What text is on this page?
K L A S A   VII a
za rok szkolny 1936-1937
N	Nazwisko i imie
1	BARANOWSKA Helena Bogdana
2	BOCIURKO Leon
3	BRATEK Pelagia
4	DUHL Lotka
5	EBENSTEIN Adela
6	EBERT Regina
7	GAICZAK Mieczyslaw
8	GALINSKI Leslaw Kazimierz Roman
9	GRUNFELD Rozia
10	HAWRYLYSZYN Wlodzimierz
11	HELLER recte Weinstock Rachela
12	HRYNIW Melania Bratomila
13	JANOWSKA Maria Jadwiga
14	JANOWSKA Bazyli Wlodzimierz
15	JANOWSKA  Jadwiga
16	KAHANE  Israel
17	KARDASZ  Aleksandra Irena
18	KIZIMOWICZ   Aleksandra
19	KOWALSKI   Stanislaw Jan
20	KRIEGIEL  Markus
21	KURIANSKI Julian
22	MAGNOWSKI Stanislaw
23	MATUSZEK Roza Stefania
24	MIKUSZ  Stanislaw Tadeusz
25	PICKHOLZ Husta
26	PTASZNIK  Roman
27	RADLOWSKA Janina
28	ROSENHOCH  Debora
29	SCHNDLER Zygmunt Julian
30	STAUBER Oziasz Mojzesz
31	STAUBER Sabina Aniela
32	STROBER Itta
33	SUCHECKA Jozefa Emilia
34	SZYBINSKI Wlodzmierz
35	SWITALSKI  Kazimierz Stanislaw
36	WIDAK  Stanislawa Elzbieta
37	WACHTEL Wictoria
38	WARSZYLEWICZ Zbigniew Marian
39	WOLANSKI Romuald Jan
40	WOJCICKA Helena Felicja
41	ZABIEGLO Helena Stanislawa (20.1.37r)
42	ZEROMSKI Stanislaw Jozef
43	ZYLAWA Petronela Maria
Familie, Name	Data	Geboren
•••
_BRIEF_. Locate the word "Helena" in the records above, and return each line that has it.

_SOLUTION TO THE EXERCISE_.
1	BARANOWSKA Helena Bogdana
40	WOJCICKA Helena Felicja
41	ZABIEGLO Helena Stanislawa (20.1.37r)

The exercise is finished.